§ Lo que harás
a) En el texto sobre el Concilio, ¿qué título tenía la publicación francesa que quien escribe vio en una librería?
b) Sigue escribiendo el texto sobre el Concilio a partir de su última oración.

§ Texto mostrado

★ ★ ★ ★ ★ ★ ★

Un periodista en el Concilio


18 de octubre de 1962


¿QUIENES SON ESTOS HOMBRES VESTIDOS DE NEGRO Y MORADO?

Hoy, vacación. Nada parece que anuncie noticias en el horizonte. Y quiero aprovechar la jornada para algo que que me preocupa y me interesa: ¿quiénes son estos hombres que han invadido Roma? En el aeropuerto de Fiumicino y en la estación de Términi los he visto hace días descender de trenes y aviones. Ahora los vemos por todos los rincones. Por la ventanilla trasera de los taxis asoma muchas veces un solideo morado: han invadido tranvías y autobuses. Pero, ¿quiénes son estos hombres? ¿Cuál es su vida? ¿Qué sienten? ¿Cómo piensan?

Que los no creyentes no entiendan lo que es y significa un obispo es algo lógico, normal. Pero, ¿lo entendemos los creyentes, incluso los dirigentes, incluso los sacerdotes? ¿Qué sabemos del episcopado mundial?

Hace días ví en una librería una publicación francesa con este justo título: "El obispo, ese desconocido". Sí, así es: hay una extraña cortina de silencio que separa a la hora de la verdad a obispos y fieles: la cortina de púrpura. Sería impresionante y quizá desolador hacer una encuesta sobre lo que los cristianos piensan de sus obispos. Encontraríamos miles de respuestas "edificantes", llenas de amor y cariño, pero dulcemente deshumanizadoras. También nos encontrariamos muchos cientos de respuestas llenas de tópicos, de prevenciones, de juicios deducidos de cuatro gestos externos, de cuatro rasgos tradicionales que están muy lejos de definir hasta lo hondo la verdad de lo que hoy es y significa el Episcopado del mundo.

Pensando todo esto comprendo a quienes miran con escepticismo al Concilio. Dicen: "Sí, sí, en el Concilio habrá grandes personalidades, pero no hay hombres de la calle; estad seguros: no se tocará tierra". Hay muchos -jóvenes sobre todo- que piensan así; que dicen sin rebozo que el Episcopado está compuesto de viejos en edad y viejos en pensamiento; de hombres cuyo cargo les aleja de las realidades de cada día, encajonados en sus vestidos morados y en la soledad de sus palacios episcopales.

¿Pero responde a la realidad esta idea? Bastaría creer en Cristo para saber que esto no puede ser verdadero. ¿O acaso Dios podría permitir que su Iglesia estuviera toda ella dirigida por hombres desfasados de los verdaderos problemas de este mundo? Pero estoy recordando que ahora soy periodista y no debo recurrir a argumentos teológicos. Hay que dejar entonces las teorías y tomarle descaradamente el pulso al problema. Porque uno -voy a decirlo en seguida- tiene una inmensa fe en el Episcopado mundial y cree que en este Concilio vamos a llevarnos muchos cientos de maravillosas sorpresas.

★ ★ ★ ★ ★ ★ ★

§ Entradas
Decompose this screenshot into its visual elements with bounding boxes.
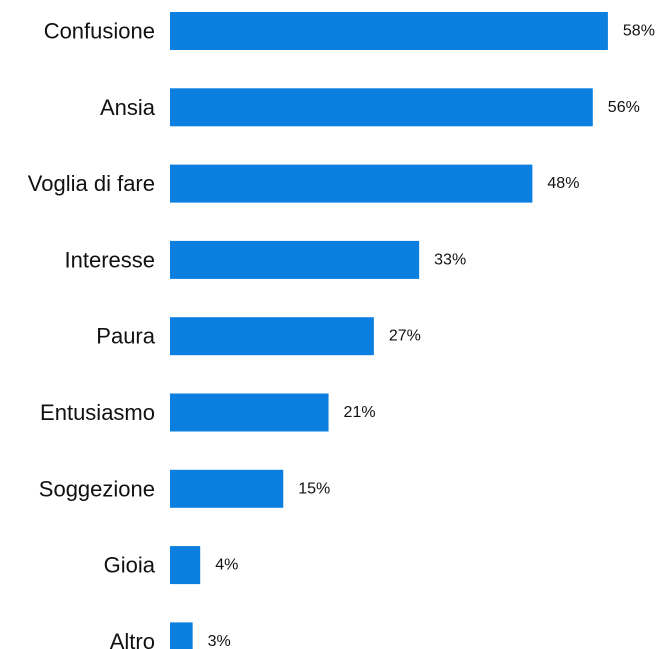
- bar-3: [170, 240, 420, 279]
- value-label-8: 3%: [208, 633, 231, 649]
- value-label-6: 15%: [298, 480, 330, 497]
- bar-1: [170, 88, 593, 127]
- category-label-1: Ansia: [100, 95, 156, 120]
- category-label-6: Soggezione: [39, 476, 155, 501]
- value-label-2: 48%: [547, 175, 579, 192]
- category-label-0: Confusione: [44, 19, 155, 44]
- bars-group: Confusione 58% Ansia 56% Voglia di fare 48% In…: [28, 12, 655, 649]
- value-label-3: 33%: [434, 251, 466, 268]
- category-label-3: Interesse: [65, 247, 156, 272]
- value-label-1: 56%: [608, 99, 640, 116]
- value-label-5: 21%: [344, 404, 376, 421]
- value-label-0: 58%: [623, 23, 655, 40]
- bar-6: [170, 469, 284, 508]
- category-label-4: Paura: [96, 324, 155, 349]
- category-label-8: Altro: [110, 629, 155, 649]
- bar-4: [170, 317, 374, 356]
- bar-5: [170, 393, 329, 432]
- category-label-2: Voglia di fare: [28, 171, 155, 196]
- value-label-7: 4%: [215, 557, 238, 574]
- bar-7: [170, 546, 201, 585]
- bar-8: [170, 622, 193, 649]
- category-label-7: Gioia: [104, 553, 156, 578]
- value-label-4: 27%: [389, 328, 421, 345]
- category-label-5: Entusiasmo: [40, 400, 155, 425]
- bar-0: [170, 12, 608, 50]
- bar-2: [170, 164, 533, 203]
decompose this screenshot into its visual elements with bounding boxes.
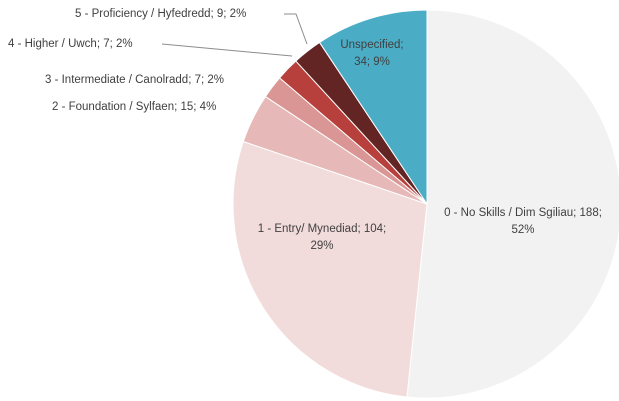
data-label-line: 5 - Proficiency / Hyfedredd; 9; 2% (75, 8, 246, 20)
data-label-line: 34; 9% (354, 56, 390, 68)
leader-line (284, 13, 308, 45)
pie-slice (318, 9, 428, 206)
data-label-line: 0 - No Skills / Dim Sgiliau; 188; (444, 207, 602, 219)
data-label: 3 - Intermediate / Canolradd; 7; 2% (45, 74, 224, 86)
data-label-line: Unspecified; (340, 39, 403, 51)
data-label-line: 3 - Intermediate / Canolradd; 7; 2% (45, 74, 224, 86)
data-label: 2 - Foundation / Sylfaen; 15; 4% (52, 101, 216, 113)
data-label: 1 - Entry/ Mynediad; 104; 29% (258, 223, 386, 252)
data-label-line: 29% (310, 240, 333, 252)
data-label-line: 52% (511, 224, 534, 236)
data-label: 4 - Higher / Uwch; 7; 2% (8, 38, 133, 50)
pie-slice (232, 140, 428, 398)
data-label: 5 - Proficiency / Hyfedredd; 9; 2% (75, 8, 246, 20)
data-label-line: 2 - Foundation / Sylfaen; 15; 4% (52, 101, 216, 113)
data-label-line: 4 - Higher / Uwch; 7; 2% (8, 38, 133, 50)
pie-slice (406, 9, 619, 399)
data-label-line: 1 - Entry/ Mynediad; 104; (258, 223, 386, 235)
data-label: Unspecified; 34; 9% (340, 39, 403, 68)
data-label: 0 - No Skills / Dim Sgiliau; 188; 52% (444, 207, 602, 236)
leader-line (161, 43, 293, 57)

★ ★ ★ ★ ★ ★ ★

§ Resultados por tarea
a) "El obispo, ese desconocido".

b)
¿O quién conoce en verdad al Episcopado mundial? Arrinconados en nuestras pequeñas historietas, por tal o cual anécdota de tal o cual obispo, acabamos olvidándonos de que son 2.800 Pastores los que gobiernan y rigen a esta Iglesia de Cristo y no vemos cómo en ellos está representada toda la vitalidad cristiana. Y sin embargo, puede decirse que pocas cosas más consoladoras hay que este acercarse a la universalidad católica que nos está siendo dado a quienes vivimos en estos días en Roma.

¿Hacemos un viaje por la geografía del Episcopado mundial? El panorama que vamos a contemplar -aún en lo humano- vale la pena, os lo aseguro.


UN OBISPO ME AYUDA A MISA

Me ha sucedido esta misma mañana. Esperaba yo, revestido ya para celebrar misa, la llegada de una monjita que me ayudara en la celebración, cuando se me ha acercado uno de los obispos sudamericanos que viven en el convento donde resido. "Yo le ayudaré" -me dijo-. Me quedé un momento perplejo. "No, excelencía -dije, al fin-; ahora vendrá una de las Madres para ayudarme." Sonrió. "Deje a las Madres -dijo-, están ocupadísimas, las pobres." No supe negarme, y, por otro lado. ya se había dirigido hacia el altar y estaba encendiendo las velas.

Ha sido para mí una misa emocionante. Anoche estuve preparando algunos datos para estas cuartillas, y he aquí que una pequeña anécdota me lo resumía todo en un gesto. Los obispos no eran entonces esos seres lejanos, solemnes, distantes. Allí, detrás de mí, me respondía uno de ellos como el más sencillo de los monaguillos. Cuando, al finalizar la misa, traté de darle las gracias, me respondió con otra frase desconcertante: "Al contrario, el agradecido debo ser yo".

Era hermoso. Dando gracias de mi misa esta mañana dí a la vez gracias a Dios por habernos hecho nacer en esta hora de la Iglesia, por poder gustar esta alegría de sentirnos dirigidos por un Episcopado simplemente "cristiano", sin solemnidades distantes, con un amor traducido en la más hermosa forma de la sencillez.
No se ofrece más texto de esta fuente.